> **TASK TO CARRY OUT**:
Drop the images; return everything else in the listing below exactly.

---*---

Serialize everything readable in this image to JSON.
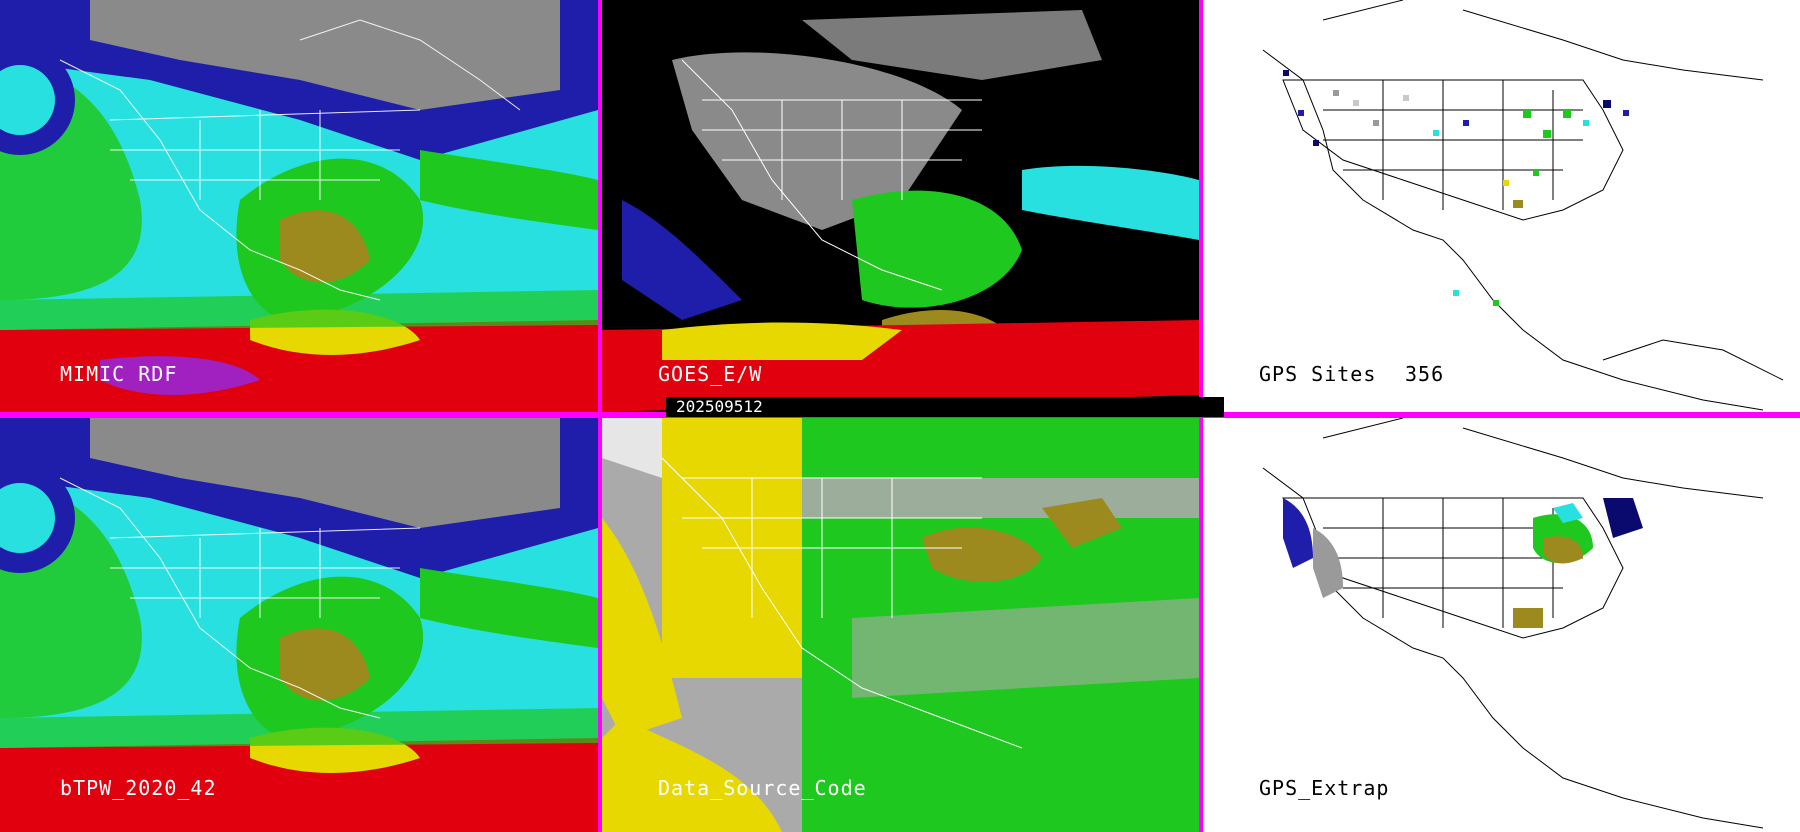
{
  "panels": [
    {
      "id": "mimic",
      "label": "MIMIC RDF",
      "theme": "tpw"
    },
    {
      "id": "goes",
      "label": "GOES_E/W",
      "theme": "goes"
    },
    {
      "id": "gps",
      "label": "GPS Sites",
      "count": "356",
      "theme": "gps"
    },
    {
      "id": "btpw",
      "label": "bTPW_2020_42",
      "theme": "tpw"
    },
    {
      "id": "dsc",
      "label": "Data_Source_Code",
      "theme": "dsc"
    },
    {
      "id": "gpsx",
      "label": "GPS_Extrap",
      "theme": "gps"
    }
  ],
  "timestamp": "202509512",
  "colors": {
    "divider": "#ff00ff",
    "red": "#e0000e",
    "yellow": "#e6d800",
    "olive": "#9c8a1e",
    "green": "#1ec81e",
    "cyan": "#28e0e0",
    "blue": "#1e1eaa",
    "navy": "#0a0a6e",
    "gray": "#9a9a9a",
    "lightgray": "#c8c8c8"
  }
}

---*---

> **RESPONSE TO THE TASK**:
Serialize everything readable in this image to JSON.
{
  "panels": [
    {
      "id": "mimic",
      "label": "MIMIC RDF",
      "theme": "tpw"
    },
    {
      "id": "goes",
      "label": "GOES_E/W",
      "theme": "goes"
    },
    {
      "id": "gps",
      "label": "GPS Sites",
      "count": "356",
      "theme": "gps"
    },
    {
      "id": "btpw",
      "label": "bTPW_2020_42",
      "theme": "tpw"
    },
    {
      "id": "dsc",
      "label": "Data_Source_Code",
      "theme": "dsc"
    },
    {
      "id": "gpsx",
      "label": "GPS_Extrap",
      "theme": "gps"
    }
  ],
  "timestamp": "202509512",
  "colors": {
    "divider": "#ff00ff",
    "red": "#e0000e",
    "yellow": "#e6d800",
    "olive": "#9c8a1e",
    "green": "#1ec81e",
    "cyan": "#28e0e0",
    "blue": "#1e1eaa",
    "navy": "#0a0a6e",
    "gray": "#9a9a9a",
    "lightgray": "#c8c8c8"
  }
}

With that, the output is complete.